* **Records excerpted from a collection**
· · · · · · ·
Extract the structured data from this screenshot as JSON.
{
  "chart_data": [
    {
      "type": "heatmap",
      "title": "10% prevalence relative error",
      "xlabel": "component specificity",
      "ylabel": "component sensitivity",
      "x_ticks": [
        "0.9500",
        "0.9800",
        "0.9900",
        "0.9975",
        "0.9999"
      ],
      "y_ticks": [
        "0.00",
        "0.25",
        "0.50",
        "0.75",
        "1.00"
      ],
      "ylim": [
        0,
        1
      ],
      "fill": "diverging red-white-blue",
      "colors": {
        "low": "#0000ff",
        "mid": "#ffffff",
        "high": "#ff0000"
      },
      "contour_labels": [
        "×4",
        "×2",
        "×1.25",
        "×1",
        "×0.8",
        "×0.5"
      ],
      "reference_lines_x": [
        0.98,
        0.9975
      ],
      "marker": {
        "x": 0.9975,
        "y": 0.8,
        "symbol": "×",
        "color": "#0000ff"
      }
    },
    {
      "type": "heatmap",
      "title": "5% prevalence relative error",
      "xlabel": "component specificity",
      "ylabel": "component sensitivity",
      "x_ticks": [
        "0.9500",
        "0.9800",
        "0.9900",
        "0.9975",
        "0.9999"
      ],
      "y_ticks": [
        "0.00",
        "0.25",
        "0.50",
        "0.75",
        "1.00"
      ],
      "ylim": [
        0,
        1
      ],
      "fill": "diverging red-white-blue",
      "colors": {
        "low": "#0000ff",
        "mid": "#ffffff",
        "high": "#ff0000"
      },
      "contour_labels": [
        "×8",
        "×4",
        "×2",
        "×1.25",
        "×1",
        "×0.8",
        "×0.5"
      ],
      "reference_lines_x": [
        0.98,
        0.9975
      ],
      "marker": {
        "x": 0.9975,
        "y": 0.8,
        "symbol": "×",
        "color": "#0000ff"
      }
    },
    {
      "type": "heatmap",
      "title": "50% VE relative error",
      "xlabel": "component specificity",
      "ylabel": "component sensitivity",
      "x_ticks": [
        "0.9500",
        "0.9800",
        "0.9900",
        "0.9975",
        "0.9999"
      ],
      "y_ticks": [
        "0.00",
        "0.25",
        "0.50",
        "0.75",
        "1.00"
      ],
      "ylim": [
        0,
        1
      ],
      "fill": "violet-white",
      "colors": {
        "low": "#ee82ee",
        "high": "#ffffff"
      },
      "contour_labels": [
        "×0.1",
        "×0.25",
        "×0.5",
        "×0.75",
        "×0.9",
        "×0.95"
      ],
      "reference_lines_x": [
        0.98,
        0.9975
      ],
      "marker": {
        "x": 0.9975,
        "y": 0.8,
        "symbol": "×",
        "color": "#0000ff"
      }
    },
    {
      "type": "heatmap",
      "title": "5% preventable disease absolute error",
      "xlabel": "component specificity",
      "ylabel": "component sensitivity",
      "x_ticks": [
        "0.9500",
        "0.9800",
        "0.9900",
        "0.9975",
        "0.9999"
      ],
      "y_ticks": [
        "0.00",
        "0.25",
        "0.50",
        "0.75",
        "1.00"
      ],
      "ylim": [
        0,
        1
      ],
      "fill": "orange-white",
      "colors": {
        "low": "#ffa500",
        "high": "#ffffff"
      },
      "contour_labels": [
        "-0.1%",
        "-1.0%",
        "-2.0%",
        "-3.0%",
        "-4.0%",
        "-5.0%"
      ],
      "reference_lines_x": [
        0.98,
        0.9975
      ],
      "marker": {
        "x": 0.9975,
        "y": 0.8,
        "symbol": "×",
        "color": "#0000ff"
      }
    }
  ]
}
· · · · · · ·
* **Exercise description**
Copy each line of the data exactly, leaving nothing out.

* **Correct answer**
Extract the structured data from this screenshot as JSON.
{
  "chart_data": [
    {
      "type": "heatmap",
      "title": "10% prevalence relative error",
      "xlabel": "component specificity",
      "ylabel": "component sensitivity",
      "x_ticks": [
        "0.9500",
        "0.9800",
        "0.9900",
        "0.9975",
        "0.9999"
      ],
      "y_ticks": [
        "0.00",
        "0.25",
        "0.50",
        "0.75",
        "1.00"
      ],
      "ylim": [
        0,
        1
      ],
      "fill": "diverging red-white-blue",
      "colors": {
        "low": "#0000ff",
        "mid": "#ffffff",
        "high": "#ff0000"
      },
      "contour_labels": [
        "×4",
        "×2",
        "×1.25",
        "×1",
        "×0.8",
        "×0.5"
      ],
      "reference_lines_x": [
        0.98,
        0.9975
      ],
      "marker": {
        "x": 0.9975,
        "y": 0.8,
        "symbol": "×",
        "color": "#0000ff"
      }
    },
    {
      "type": "heatmap",
      "title": "5% prevalence relative error",
      "xlabel": "component specificity",
      "ylabel": "component sensitivity",
      "x_ticks": [
        "0.9500",
        "0.9800",
        "0.9900",
        "0.9975",
        "0.9999"
      ],
      "y_ticks": [
        "0.00",
        "0.25",
        "0.50",
        "0.75",
        "1.00"
      ],
      "ylim": [
        0,
        1
      ],
      "fill": "diverging red-white-blue",
      "colors": {
        "low": "#0000ff",
        "mid": "#ffffff",
        "high": "#ff0000"
      },
      "contour_labels": [
        "×8",
        "×4",
        "×2",
        "×1.25",
        "×1",
        "×0.8",
        "×0.5"
      ],
      "reference_lines_x": [
        0.98,
        0.9975
      ],
      "marker": {
        "x": 0.9975,
        "y": 0.8,
        "symbol": "×",
        "color": "#0000ff"
      }
    },
    {
      "type": "heatmap",
      "title": "50% VE relative error",
      "xlabel": "component specificity",
      "ylabel": "component sensitivity",
      "x_ticks": [
        "0.9500",
        "0.9800",
        "0.9900",
        "0.9975",
        "0.9999"
      ],
      "y_ticks": [
        "0.00",
        "0.25",
        "0.50",
        "0.75",
        "1.00"
      ],
      "ylim": [
        0,
        1
      ],
      "fill": "violet-white",
      "colors": {
        "low": "#ee82ee",
        "high": "#ffffff"
      },
      "contour_labels": [
        "×0.1",
        "×0.25",
        "×0.5",
        "×0.75",
        "×0.9",
        "×0.95"
      ],
      "reference_lines_x": [
        0.98,
        0.9975
      ],
      "marker": {
        "x": 0.9975,
        "y": 0.8,
        "symbol": "×",
        "color": "#0000ff"
      }
    },
    {
      "type": "heatmap",
      "title": "5% preventable disease absolute error",
      "xlabel": "component specificity",
      "ylabel": "component sensitivity",
      "x_ticks": [
        "0.9500",
        "0.9800",
        "0.9900",
        "0.9975",
        "0.9999"
      ],
      "y_ticks": [
        "0.00",
        "0.25",
        "0.50",
        "0.75",
        "1.00"
      ],
      "ylim": [
        0,
        1
      ],
      "fill": "orange-white",
      "colors": {
        "low": "#ffa500",
        "high": "#ffffff"
      },
      "contour_labels": [
        "-0.1%",
        "-1.0%",
        "-2.0%",
        "-3.0%",
        "-4.0%",
        "-5.0%"
      ],
      "reference_lines_x": [
        0.98,
        0.9975
      ],
      "marker": {
        "x": 0.9975,
        "y": 0.8,
        "symbol": "×",
        "color": "#0000ff"
      }
    }
  ]
}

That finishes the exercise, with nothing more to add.